> _PROMPT_: Any pictures in the records below should be skipped; write out everything else exactly.

> _DATASET CONTENT_:

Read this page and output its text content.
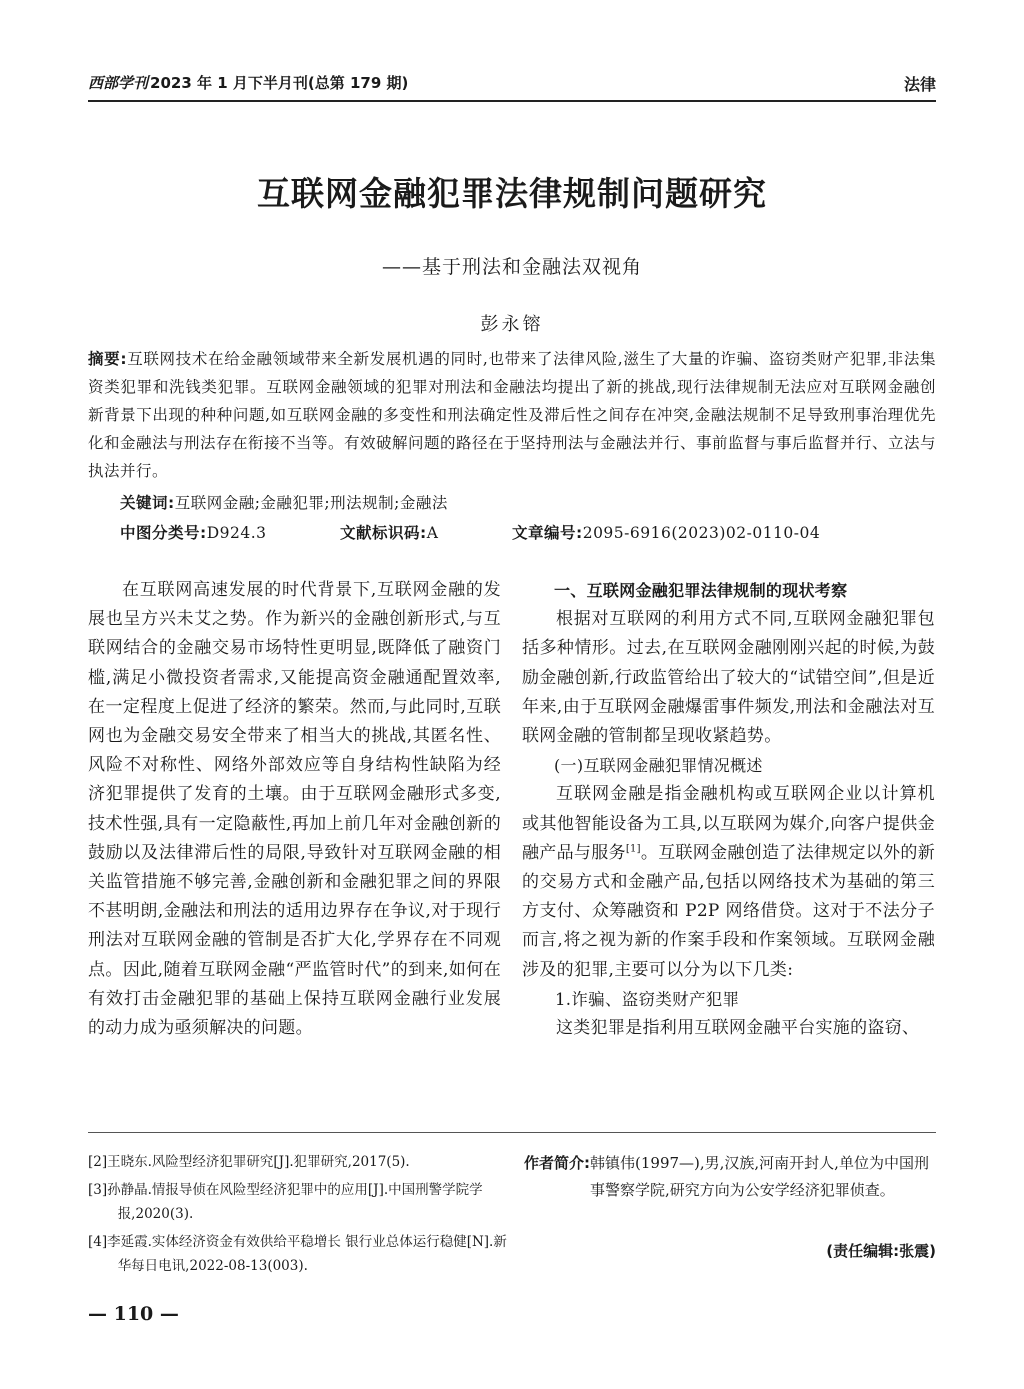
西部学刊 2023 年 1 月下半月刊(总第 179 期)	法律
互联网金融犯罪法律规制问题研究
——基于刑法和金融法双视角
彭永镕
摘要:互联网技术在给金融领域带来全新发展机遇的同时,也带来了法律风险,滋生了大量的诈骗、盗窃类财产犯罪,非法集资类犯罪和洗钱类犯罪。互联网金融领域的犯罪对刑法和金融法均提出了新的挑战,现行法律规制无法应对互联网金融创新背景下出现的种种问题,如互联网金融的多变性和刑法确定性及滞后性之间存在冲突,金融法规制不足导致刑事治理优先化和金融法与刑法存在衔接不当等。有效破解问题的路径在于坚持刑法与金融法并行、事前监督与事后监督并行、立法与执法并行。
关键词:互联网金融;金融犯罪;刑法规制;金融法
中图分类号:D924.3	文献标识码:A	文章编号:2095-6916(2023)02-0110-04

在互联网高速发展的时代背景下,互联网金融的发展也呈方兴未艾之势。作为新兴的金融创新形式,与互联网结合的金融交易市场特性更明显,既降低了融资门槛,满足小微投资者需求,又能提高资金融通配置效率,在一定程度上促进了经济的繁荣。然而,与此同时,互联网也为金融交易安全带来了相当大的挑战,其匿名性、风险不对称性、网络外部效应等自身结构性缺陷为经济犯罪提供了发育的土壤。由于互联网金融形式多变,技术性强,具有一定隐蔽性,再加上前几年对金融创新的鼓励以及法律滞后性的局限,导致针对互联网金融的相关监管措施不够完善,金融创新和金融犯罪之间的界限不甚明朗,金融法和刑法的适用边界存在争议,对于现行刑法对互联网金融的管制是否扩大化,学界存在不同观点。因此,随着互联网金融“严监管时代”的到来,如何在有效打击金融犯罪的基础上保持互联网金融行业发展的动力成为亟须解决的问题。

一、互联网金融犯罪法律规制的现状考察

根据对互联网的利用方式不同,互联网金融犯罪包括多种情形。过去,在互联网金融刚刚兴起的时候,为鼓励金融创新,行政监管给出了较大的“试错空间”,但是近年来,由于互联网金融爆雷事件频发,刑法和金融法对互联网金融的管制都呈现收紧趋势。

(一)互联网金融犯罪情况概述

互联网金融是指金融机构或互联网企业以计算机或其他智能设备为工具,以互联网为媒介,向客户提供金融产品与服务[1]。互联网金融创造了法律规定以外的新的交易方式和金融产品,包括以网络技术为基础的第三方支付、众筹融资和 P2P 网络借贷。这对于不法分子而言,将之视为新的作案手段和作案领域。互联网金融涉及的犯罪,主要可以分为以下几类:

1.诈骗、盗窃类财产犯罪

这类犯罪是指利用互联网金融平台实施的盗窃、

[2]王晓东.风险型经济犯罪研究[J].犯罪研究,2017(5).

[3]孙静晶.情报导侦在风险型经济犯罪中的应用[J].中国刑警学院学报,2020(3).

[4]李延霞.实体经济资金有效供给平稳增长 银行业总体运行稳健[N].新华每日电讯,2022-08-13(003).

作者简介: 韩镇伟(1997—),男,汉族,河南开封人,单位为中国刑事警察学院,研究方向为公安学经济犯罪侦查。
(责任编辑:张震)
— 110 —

> _THE RESULT_:
Read this page and output its text content.
西部学刊 2023 年 1 月下半月刊(总第 179 期)	法律
互联网金融犯罪法律规制问题研究
——基于刑法和金融法双视角
彭永镕
摘要:互联网技术在给金融领域带来全新发展机遇的同时,也带来了法律风险,滋生了大量的诈骗、盗窃类财产犯罪,非法集资类犯罪和洗钱类犯罪。互联网金融领域的犯罪对刑法和金融法均提出了新的挑战,现行法律规制无法应对互联网金融创新背景下出现的种种问题,如互联网金融的多变性和刑法确定性及滞后性之间存在冲突,金融法规制不足导致刑事治理优先化和金融法与刑法存在衔接不当等。有效破解问题的路径在于坚持刑法与金融法并行、事前监督与事后监督并行、立法与执法并行。
关键词:互联网金融;金融犯罪;刑法规制;金融法
中图分类号:D924.3	文献标识码:A	文章编号:2095-6916(2023)02-0110-04

在互联网高速发展的时代背景下,互联网金融的发展也呈方兴未艾之势。作为新兴的金融创新形式,与互联网结合的金融交易市场特性更明显,既降低了融资门槛,满足小微投资者需求,又能提高资金融通配置效率,在一定程度上促进了经济的繁荣。然而,与此同时,互联网也为金融交易安全带来了相当大的挑战,其匿名性、风险不对称性、网络外部效应等自身结构性缺陷为经济犯罪提供了发育的土壤。由于互联网金融形式多变,技术性强,具有一定隐蔽性,再加上前几年对金融创新的鼓励以及法律滞后性的局限,导致针对互联网金融的相关监管措施不够完善,金融创新和金融犯罪之间的界限不甚明朗,金融法和刑法的适用边界存在争议,对于现行刑法对互联网金融的管制是否扩大化,学界存在不同观点。因此,随着互联网金融“严监管时代”的到来,如何在有效打击金融犯罪的基础上保持互联网金融行业发展的动力成为亟须解决的问题。

一、互联网金融犯罪法律规制的现状考察

根据对互联网的利用方式不同,互联网金融犯罪包括多种情形。过去,在互联网金融刚刚兴起的时候,为鼓励金融创新,行政监管给出了较大的“试错空间”,但是近年来,由于互联网金融爆雷事件频发,刑法和金融法对互联网金融的管制都呈现收紧趋势。

(一)互联网金融犯罪情况概述

互联网金融是指金融机构或互联网企业以计算机或其他智能设备为工具,以互联网为媒介,向客户提供金融产品与服务[1]。互联网金融创造了法律规定以外的新的交易方式和金融产品,包括以网络技术为基础的第三方支付、众筹融资和 P2P 网络借贷。这对于不法分子而言,将之视为新的作案手段和作案领域。互联网金融涉及的犯罪,主要可以分为以下几类:

1.诈骗、盗窃类财产犯罪

这类犯罪是指利用互联网金融平台实施的盗窃、

[2]王晓东.风险型经济犯罪研究[J].犯罪研究,2017(5).

[3]孙静晶.情报导侦在风险型经济犯罪中的应用[J].中国刑警学院学报,2020(3).

[4]李延霞.实体经济资金有效供给平稳增长 银行业总体运行稳健[N].新华每日电讯,2022-08-13(003).

作者简介: 韩镇伟(1997—),男,汉族,河南开封人,单位为中国刑事警察学院,研究方向为公安学经济犯罪侦查。
(责任编辑:张震)
— 110 —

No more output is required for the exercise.